>> Begin

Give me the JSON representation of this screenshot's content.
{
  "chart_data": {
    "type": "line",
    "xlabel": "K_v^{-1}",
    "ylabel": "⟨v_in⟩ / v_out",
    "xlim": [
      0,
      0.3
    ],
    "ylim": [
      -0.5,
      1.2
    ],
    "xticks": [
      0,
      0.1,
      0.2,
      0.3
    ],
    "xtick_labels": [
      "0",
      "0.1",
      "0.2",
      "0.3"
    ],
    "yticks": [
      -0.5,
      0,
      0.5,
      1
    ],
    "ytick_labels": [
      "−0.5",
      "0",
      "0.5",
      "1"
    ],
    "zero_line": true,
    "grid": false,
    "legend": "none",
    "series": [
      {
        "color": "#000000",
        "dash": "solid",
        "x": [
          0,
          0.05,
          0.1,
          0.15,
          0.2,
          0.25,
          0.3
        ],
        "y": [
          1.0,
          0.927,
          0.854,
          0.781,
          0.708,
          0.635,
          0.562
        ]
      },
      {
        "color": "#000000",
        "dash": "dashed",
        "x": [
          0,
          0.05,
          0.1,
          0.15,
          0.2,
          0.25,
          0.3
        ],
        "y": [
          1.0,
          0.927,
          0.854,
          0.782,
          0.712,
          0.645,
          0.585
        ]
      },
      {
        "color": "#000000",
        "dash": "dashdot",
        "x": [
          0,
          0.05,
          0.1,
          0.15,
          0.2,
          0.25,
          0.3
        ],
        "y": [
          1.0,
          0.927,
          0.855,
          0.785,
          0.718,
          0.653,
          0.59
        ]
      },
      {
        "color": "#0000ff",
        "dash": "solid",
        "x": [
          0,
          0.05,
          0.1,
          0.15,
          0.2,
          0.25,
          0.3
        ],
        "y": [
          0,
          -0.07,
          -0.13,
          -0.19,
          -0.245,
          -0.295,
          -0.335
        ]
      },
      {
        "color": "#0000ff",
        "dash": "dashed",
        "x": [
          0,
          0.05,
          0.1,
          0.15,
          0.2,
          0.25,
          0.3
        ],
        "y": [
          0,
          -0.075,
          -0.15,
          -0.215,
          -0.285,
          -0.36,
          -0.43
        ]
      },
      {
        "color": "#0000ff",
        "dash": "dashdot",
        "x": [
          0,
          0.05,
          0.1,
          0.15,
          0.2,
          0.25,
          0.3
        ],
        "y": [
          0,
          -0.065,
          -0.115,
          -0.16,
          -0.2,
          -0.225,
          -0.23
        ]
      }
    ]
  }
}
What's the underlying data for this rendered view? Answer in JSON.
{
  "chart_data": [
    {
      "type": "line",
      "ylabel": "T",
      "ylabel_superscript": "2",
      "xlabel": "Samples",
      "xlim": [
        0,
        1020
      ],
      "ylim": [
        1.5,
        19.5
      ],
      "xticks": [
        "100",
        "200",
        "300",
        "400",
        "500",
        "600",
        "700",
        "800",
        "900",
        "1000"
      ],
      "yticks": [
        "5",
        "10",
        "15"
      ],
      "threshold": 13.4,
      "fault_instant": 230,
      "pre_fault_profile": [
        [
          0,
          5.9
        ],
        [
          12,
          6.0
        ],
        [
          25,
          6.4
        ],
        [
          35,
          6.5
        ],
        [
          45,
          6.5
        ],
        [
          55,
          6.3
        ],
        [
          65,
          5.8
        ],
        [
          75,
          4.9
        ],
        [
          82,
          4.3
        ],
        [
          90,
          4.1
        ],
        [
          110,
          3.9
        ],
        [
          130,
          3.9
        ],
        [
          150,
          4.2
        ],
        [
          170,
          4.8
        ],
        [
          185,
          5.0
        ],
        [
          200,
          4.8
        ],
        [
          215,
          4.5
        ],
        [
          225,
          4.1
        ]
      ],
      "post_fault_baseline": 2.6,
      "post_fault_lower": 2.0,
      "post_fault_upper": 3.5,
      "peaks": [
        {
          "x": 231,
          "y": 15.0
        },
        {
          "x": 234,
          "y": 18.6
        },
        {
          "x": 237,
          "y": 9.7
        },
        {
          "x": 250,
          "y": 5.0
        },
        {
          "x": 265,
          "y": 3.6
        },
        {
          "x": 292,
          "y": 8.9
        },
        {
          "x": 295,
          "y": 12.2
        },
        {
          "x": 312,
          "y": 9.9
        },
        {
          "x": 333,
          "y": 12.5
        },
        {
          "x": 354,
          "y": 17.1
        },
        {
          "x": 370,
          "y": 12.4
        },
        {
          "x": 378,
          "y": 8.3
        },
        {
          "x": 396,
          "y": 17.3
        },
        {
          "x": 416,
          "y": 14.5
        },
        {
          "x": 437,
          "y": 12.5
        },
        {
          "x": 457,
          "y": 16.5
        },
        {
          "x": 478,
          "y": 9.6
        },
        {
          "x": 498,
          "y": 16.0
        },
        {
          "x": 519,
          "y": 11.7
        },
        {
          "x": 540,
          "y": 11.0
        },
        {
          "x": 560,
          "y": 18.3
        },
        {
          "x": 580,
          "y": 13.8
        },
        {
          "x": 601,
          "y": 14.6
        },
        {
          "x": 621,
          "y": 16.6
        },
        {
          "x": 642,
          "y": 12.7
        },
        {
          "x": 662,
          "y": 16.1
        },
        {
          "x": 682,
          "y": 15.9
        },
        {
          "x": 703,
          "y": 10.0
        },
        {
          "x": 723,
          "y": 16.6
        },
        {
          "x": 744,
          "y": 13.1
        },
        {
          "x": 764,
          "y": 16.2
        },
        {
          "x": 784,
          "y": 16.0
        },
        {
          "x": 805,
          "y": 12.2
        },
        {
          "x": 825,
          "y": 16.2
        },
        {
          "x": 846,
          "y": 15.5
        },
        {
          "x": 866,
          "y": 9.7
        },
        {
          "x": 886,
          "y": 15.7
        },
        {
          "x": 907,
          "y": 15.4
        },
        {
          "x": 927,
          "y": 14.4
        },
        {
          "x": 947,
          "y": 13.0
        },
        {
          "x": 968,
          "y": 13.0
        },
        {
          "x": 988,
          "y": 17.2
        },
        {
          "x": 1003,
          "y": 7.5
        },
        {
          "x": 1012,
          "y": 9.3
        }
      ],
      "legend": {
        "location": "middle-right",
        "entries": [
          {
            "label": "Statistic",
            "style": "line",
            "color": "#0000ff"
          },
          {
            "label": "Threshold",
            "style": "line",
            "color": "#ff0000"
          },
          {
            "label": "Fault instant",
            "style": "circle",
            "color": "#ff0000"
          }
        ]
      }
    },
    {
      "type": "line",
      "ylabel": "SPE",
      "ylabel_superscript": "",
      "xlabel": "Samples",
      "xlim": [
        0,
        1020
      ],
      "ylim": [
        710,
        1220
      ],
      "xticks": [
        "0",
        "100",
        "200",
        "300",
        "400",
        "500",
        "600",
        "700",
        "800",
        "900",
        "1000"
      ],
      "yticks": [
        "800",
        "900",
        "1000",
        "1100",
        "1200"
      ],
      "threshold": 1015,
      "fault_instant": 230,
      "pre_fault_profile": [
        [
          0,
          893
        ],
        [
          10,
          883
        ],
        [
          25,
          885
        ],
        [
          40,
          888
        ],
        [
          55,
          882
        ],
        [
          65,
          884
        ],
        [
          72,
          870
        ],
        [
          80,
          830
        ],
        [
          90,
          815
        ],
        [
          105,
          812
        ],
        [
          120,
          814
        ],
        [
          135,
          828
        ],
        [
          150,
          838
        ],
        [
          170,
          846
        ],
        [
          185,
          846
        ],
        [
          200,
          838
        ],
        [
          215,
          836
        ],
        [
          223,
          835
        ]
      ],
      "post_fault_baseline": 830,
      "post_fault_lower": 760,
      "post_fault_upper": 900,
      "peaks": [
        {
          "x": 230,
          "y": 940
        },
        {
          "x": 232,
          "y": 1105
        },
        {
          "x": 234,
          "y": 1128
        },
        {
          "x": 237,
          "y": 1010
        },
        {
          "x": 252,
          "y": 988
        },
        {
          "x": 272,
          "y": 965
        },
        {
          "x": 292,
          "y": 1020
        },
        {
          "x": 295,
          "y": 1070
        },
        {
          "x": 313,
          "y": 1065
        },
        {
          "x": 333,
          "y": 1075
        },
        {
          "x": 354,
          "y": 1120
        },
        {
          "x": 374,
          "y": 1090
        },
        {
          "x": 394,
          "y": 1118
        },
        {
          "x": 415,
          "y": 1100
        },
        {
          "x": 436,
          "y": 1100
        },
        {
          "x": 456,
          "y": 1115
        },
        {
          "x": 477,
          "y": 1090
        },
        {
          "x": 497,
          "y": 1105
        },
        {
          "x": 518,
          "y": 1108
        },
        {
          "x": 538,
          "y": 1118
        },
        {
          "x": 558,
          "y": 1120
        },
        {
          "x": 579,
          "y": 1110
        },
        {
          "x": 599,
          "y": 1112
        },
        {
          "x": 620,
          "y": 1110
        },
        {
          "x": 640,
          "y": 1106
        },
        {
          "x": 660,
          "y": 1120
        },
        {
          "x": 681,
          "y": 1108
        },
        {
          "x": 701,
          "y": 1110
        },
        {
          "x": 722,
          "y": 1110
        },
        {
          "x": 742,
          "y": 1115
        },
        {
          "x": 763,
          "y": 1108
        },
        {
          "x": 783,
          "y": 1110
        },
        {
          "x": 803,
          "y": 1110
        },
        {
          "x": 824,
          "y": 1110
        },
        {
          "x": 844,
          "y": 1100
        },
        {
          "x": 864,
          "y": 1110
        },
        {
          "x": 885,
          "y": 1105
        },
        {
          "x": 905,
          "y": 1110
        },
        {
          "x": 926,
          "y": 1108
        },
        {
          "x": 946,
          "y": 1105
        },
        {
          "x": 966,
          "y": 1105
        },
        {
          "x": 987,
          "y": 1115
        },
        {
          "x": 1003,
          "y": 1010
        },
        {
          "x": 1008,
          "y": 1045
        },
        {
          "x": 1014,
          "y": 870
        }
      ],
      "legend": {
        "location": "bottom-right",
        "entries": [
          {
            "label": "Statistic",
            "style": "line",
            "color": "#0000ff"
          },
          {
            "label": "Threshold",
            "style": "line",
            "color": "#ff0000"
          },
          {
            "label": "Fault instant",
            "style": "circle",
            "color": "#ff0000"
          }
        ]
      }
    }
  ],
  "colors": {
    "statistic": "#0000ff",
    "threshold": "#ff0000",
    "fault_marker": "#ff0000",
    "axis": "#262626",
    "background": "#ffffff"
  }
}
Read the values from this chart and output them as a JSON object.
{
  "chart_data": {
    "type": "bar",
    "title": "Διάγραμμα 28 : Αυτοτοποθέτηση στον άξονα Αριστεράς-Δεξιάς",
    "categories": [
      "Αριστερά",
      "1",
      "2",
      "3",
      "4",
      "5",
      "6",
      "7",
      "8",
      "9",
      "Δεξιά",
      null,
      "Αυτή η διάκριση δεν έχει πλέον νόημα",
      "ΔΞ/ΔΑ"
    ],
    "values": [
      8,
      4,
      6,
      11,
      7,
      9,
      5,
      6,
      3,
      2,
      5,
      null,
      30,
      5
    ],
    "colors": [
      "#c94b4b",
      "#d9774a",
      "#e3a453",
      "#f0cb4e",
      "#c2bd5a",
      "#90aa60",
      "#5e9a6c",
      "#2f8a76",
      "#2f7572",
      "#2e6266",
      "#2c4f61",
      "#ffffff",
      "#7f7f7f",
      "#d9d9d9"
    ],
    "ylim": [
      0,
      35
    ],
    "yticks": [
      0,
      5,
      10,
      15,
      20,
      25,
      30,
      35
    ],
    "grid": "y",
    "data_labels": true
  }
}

>> End

* **Task brief**
Go through the listing above and report how many of its lines contain the word "location", with only the number as output.

* **Result**
2